-- Start --
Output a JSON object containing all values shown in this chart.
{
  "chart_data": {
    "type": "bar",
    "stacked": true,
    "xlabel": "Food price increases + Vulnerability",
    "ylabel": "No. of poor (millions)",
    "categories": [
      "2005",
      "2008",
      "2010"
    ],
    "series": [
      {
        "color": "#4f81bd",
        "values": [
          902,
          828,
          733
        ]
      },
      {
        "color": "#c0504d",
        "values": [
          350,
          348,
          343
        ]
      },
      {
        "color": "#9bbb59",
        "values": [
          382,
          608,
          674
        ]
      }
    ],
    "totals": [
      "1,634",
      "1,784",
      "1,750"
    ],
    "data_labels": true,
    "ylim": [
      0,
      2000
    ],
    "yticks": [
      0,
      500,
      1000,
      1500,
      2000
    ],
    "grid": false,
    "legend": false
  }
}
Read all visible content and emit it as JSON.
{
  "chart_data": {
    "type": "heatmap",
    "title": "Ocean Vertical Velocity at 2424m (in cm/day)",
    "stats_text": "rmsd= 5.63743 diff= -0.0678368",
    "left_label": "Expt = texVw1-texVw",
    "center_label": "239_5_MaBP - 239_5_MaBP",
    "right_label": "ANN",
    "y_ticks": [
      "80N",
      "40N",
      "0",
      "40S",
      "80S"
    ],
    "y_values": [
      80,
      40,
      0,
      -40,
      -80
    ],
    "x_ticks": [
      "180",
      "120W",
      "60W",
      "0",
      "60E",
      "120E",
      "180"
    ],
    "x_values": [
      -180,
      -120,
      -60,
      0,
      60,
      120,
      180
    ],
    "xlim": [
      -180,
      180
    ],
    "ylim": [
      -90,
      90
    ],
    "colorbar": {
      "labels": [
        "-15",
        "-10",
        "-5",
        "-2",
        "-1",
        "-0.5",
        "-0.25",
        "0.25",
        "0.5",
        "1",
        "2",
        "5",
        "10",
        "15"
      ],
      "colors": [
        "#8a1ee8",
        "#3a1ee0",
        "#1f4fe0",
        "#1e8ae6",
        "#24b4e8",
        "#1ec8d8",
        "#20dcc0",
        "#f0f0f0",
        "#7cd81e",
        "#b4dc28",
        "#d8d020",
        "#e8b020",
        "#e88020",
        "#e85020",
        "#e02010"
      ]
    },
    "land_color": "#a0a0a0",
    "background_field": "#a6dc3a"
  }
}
-- End --
Stated exercise. Go through the data and return every record exactly.

Task result.
Output a JSON object containing all values shown in this chart.
{
  "chart_data": {
    "type": "bar",
    "stacked": true,
    "xlabel": "Food price increases + Vulnerability",
    "ylabel": "No. of poor (millions)",
    "categories": [
      "2005",
      "2008",
      "2010"
    ],
    "series": [
      {
        "color": "#4f81bd",
        "values": [
          902,
          828,
          733
        ]
      },
      {
        "color": "#c0504d",
        "values": [
          350,
          348,
          343
        ]
      },
      {
        "color": "#9bbb59",
        "values": [
          382,
          608,
          674
        ]
      }
    ],
    "totals": [
      "1,634",
      "1,784",
      "1,750"
    ],
    "data_labels": true,
    "ylim": [
      0,
      2000
    ],
    "yticks": [
      0,
      500,
      1000,
      1500,
      2000
    ],
    "grid": false,
    "legend": false
  }
}
Read all visible content and emit it as JSON.
{
  "chart_data": {
    "type": "heatmap",
    "title": "Ocean Vertical Velocity at 2424m (in cm/day)",
    "stats_text": "rmsd= 5.63743 diff= -0.0678368",
    "left_label": "Expt = texVw1-texVw",
    "center_label": "239_5_MaBP - 239_5_MaBP",
    "right_label": "ANN",
    "y_ticks": [
      "80N",
      "40N",
      "0",
      "40S",
      "80S"
    ],
    "y_values": [
      80,
      40,
      0,
      -40,
      -80
    ],
    "x_ticks": [
      "180",
      "120W",
      "60W",
      "0",
      "60E",
      "120E",
      "180"
    ],
    "x_values": [
      -180,
      -120,
      -60,
      0,
      60,
      120,
      180
    ],
    "xlim": [
      -180,
      180
    ],
    "ylim": [
      -90,
      90
    ],
    "colorbar": {
      "labels": [
        "-15",
        "-10",
        "-5",
        "-2",
        "-1",
        "-0.5",
        "-0.25",
        "0.25",
        "0.5",
        "1",
        "2",
        "5",
        "10",
        "15"
      ],
      "colors": [
        "#8a1ee8",
        "#3a1ee0",
        "#1f4fe0",
        "#1e8ae6",
        "#24b4e8",
        "#1ec8d8",
        "#20dcc0",
        "#f0f0f0",
        "#7cd81e",
        "#b4dc28",
        "#d8d020",
        "#e8b020",
        "#e88020",
        "#e85020",
        "#e02010"
      ]
    },
    "land_color": "#a0a0a0",
    "background_field": "#a6dc3a"
  }
}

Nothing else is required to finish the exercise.